** start of EXTRACTED MATERIAL **

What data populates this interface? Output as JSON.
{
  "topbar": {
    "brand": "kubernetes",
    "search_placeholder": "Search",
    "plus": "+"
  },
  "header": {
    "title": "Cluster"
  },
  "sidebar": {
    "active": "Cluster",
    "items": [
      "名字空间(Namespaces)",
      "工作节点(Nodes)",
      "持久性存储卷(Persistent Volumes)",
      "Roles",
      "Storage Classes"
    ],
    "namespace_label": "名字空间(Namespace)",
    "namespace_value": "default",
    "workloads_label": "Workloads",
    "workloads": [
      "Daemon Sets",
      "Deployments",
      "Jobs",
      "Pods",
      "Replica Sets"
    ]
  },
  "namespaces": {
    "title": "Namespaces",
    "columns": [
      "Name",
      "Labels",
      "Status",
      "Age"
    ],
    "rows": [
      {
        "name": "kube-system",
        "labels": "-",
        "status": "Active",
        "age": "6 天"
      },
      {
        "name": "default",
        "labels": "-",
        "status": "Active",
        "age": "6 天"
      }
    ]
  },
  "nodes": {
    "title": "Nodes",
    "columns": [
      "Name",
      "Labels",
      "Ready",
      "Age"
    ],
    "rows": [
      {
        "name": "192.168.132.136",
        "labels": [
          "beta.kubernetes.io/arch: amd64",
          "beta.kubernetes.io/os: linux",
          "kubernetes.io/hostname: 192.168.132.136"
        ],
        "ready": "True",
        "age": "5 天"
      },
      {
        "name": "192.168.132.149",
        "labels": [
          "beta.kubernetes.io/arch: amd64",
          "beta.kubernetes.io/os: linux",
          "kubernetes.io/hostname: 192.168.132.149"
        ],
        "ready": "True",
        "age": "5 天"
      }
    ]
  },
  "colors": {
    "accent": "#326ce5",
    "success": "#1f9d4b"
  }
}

** end of EXTRACTED MATERIAL **

- WHAT YOU NEED TO DO:
Select every line above that contains the word "hostname", and copy it.

- EXPECTED OUTPUT:
          "kubernetes.io/hostname: 192.168.132.136"
          "kubernetes.io/hostname: 192.168.132.149"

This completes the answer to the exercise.